"""

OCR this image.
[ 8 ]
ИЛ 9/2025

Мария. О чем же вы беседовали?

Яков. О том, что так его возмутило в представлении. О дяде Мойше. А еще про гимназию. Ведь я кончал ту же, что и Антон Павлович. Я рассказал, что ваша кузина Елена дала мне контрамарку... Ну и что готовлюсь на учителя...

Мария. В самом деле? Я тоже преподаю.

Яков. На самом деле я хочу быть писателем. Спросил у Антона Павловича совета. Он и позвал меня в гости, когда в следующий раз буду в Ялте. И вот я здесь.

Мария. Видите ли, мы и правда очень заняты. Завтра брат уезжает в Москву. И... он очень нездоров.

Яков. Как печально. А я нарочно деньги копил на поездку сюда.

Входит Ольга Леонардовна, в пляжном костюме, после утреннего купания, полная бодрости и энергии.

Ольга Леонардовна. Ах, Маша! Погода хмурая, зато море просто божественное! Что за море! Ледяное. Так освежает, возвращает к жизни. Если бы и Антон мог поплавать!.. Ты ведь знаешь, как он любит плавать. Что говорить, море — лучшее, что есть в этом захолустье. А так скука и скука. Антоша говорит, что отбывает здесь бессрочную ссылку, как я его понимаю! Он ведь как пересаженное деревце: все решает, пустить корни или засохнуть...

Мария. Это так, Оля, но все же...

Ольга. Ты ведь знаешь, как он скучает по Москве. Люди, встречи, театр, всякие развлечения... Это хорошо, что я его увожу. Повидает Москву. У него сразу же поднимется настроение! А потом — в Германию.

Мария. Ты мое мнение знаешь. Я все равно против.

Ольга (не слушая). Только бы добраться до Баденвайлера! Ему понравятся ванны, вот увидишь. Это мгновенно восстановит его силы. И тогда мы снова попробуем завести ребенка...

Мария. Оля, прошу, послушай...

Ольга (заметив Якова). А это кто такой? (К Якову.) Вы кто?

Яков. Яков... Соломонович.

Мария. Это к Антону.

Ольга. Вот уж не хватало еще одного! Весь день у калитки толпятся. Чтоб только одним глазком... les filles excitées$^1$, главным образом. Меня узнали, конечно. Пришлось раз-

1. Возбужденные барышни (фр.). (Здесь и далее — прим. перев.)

"""

Considering only the records above, state the number of lines that include the word "деле", with nothing added.

2